◆ Task instructions ◆
Return the count of lines that hold the string "Relationship", with no other words.

◆ Records for this exercise ◆
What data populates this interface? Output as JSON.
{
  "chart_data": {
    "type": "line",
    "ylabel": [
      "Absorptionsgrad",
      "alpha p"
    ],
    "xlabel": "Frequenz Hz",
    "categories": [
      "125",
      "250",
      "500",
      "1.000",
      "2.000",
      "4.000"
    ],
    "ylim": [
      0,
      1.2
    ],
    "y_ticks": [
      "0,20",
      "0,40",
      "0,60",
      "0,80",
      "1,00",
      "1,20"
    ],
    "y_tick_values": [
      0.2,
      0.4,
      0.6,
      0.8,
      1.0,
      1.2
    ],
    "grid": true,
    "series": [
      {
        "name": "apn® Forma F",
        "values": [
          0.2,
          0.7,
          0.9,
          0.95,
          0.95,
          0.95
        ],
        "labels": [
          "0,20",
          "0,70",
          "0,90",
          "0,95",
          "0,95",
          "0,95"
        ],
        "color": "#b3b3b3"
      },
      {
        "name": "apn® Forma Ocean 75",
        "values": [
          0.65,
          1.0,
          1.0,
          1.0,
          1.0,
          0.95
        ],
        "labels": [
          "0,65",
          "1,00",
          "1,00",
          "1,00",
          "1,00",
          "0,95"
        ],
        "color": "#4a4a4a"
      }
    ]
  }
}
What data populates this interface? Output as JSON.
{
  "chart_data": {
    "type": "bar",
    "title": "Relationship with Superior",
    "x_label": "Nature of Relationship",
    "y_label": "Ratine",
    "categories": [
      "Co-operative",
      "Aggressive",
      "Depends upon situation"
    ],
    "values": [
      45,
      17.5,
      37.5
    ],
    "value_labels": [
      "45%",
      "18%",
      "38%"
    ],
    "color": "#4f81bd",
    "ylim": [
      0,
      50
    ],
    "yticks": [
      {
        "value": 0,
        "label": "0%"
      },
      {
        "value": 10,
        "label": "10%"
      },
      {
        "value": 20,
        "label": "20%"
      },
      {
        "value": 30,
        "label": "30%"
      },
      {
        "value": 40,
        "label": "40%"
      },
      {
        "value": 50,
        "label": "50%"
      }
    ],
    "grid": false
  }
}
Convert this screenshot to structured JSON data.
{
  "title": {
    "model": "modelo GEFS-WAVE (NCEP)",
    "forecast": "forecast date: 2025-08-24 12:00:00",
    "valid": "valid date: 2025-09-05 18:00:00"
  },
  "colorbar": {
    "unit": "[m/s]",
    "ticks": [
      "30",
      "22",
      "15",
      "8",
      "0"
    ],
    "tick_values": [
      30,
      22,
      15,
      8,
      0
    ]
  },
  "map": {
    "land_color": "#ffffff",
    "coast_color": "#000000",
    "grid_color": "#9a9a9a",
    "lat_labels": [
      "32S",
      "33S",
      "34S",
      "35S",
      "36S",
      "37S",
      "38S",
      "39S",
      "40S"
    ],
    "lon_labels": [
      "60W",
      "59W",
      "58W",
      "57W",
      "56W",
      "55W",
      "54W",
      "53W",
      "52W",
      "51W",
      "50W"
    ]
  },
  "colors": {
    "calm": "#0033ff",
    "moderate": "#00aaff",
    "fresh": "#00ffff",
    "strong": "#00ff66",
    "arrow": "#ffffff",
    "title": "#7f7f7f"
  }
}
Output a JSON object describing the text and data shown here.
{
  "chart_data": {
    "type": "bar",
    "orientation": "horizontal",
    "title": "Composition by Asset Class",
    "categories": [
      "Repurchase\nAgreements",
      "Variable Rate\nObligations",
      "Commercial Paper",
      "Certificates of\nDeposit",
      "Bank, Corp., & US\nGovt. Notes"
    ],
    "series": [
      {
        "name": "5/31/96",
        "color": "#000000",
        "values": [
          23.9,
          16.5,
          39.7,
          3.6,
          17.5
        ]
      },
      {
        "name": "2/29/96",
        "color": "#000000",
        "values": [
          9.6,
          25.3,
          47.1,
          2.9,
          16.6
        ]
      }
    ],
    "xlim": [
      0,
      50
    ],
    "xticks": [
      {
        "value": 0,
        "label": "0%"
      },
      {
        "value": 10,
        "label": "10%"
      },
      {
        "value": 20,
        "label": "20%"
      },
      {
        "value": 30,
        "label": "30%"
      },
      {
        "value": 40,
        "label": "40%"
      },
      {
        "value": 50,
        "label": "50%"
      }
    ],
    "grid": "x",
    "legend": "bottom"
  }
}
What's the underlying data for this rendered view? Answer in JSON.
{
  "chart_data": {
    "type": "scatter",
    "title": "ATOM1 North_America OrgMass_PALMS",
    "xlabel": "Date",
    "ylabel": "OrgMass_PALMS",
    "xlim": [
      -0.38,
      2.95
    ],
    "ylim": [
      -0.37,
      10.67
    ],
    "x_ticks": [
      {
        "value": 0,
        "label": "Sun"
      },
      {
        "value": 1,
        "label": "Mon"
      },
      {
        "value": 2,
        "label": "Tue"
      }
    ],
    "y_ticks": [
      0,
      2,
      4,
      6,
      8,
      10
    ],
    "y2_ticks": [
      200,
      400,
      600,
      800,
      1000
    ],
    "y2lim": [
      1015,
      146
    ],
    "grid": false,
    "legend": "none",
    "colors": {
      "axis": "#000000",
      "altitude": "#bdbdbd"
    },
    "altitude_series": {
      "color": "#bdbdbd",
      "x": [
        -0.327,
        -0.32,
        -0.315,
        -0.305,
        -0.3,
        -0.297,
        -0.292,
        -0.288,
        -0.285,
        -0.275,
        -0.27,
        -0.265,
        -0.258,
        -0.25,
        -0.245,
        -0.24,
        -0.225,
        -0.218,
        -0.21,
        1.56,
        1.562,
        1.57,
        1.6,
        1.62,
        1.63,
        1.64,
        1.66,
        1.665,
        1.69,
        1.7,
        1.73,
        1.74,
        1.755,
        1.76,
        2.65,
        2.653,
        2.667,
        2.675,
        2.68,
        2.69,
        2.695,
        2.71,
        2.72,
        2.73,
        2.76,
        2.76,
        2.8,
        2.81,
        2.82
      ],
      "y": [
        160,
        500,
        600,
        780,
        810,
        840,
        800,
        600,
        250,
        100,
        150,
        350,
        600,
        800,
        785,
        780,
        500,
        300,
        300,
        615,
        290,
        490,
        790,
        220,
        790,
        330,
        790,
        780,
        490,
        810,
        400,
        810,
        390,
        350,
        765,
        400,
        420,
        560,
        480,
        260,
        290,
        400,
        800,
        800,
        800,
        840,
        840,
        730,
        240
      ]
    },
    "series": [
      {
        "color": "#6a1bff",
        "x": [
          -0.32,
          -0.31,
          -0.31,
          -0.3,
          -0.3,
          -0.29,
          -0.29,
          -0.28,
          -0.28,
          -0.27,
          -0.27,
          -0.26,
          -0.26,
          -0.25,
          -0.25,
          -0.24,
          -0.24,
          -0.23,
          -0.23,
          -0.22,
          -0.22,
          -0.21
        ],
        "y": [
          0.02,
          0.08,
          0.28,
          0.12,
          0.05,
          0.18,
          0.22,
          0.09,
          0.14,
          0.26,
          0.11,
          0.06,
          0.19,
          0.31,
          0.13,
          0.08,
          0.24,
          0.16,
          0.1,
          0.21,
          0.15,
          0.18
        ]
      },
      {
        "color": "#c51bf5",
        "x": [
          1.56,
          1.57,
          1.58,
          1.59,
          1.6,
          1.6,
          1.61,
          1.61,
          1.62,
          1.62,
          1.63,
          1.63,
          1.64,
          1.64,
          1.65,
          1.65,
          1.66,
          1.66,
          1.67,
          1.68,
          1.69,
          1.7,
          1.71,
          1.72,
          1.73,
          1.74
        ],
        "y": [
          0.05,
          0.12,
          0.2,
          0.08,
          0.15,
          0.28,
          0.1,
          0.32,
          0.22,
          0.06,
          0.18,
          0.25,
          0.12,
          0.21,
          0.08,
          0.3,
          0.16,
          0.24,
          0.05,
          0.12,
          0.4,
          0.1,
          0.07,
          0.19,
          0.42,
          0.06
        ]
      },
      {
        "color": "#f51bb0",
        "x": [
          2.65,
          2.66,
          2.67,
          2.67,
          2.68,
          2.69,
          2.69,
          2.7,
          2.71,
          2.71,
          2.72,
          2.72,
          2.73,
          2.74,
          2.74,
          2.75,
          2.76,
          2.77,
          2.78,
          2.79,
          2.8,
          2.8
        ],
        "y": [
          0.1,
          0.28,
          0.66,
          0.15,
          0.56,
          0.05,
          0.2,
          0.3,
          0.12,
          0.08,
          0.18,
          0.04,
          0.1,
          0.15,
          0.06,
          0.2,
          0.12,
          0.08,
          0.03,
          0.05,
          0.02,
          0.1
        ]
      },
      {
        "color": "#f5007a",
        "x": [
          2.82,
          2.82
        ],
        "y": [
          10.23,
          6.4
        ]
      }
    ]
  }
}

◆ Completed exercise ◆
2